>> START RECORDS

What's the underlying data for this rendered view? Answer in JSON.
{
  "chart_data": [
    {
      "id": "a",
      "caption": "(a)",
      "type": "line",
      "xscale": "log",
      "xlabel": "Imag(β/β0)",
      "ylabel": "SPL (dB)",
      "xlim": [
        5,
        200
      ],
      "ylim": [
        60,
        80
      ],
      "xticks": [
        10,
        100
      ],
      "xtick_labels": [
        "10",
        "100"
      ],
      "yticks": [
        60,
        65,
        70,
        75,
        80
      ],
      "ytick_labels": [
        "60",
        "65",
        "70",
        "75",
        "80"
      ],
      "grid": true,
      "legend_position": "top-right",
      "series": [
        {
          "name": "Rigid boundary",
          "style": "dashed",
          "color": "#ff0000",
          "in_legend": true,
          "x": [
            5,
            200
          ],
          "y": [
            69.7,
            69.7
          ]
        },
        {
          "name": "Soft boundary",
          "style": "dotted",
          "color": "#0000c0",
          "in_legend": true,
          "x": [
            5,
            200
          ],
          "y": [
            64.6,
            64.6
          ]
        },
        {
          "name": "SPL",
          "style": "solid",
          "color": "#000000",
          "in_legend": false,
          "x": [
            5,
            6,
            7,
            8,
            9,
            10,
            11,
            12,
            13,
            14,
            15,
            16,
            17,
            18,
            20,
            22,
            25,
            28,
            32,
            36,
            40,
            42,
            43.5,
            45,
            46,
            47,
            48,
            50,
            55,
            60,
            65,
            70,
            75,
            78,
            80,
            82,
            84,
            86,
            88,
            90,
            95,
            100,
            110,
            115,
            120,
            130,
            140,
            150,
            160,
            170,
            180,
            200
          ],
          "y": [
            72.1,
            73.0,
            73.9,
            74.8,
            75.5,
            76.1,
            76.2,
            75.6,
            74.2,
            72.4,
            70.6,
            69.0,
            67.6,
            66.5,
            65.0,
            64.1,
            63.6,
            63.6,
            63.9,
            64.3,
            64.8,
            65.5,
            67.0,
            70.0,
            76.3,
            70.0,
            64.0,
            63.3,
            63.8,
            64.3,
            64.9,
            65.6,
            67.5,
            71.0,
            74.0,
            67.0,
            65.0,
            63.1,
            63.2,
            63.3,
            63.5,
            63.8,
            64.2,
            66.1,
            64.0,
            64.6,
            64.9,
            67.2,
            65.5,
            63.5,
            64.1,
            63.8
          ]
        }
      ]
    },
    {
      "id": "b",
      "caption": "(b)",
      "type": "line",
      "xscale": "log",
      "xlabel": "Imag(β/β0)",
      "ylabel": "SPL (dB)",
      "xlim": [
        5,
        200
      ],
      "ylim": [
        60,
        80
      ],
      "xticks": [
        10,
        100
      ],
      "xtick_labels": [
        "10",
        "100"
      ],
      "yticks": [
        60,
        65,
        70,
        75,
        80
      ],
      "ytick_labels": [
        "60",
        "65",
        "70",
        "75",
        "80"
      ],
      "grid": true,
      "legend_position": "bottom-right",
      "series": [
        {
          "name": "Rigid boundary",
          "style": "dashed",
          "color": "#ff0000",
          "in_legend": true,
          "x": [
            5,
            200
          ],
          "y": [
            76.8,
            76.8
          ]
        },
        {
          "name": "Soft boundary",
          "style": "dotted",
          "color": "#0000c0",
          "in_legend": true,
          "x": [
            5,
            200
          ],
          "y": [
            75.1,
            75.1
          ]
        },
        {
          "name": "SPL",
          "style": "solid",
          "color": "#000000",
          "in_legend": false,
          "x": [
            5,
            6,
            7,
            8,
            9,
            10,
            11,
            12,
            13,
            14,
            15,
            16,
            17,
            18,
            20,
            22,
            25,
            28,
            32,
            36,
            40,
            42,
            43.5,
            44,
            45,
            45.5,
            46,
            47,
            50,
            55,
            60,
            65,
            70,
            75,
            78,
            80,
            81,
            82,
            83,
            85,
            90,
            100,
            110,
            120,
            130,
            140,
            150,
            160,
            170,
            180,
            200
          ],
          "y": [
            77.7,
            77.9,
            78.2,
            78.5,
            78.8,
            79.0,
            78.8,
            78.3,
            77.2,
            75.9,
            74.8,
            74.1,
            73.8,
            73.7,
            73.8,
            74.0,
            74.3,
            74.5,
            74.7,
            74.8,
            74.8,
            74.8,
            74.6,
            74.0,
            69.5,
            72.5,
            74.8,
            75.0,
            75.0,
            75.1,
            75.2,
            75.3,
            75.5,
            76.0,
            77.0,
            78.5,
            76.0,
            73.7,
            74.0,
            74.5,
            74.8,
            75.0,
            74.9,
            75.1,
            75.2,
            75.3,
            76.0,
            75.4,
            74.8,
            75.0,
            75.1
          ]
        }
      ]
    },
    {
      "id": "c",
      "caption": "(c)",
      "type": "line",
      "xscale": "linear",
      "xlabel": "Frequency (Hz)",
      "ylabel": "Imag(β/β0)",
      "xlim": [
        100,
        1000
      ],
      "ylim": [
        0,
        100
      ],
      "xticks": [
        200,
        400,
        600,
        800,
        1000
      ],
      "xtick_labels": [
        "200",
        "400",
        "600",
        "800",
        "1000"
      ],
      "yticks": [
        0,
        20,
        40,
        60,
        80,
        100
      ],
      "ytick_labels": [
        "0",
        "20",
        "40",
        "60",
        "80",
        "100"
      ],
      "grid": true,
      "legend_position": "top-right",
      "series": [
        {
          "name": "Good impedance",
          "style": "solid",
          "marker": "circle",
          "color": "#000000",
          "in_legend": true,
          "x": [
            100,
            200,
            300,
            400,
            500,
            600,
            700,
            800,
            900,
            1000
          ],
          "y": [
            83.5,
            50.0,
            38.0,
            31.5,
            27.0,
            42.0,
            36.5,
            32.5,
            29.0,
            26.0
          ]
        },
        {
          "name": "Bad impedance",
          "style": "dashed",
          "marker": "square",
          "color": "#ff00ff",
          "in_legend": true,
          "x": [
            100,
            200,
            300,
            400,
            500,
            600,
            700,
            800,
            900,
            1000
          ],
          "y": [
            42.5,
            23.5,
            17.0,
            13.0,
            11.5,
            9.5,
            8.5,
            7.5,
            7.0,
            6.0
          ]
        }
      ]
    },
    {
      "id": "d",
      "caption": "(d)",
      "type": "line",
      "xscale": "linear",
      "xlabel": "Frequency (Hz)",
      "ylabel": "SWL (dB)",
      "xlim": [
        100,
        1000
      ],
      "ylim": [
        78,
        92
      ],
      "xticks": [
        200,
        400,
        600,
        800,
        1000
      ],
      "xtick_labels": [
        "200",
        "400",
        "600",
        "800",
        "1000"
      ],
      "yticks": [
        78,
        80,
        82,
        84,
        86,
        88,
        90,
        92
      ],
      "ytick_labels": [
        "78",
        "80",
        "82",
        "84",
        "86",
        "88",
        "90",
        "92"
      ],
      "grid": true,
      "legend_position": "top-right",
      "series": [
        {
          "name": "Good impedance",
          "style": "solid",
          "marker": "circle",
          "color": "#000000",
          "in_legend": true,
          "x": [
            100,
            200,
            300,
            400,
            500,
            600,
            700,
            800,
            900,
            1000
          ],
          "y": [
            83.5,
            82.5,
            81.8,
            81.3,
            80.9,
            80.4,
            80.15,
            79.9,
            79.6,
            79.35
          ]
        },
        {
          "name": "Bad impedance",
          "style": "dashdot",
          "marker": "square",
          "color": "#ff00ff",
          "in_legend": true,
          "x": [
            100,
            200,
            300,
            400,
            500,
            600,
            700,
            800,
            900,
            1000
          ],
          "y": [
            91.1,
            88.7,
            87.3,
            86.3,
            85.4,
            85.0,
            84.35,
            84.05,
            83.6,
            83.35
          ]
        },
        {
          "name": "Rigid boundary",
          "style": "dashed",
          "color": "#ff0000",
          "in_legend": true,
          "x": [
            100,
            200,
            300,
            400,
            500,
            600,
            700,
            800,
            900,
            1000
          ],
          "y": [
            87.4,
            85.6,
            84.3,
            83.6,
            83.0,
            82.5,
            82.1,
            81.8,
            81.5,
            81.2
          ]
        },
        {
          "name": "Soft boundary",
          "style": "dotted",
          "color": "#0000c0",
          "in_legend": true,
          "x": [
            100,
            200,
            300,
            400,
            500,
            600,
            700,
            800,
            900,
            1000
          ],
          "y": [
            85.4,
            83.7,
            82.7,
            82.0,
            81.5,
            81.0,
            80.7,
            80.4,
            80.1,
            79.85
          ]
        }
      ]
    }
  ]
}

>> END RECORDS

WHAT THE TASK REQUIRES: Copy out each line of the listing that holds "caption".

CORRECT OUTPUT:
      "caption": "(a)",
      "caption": "(b)",
      "caption": "(c)",
      "caption": "(d)",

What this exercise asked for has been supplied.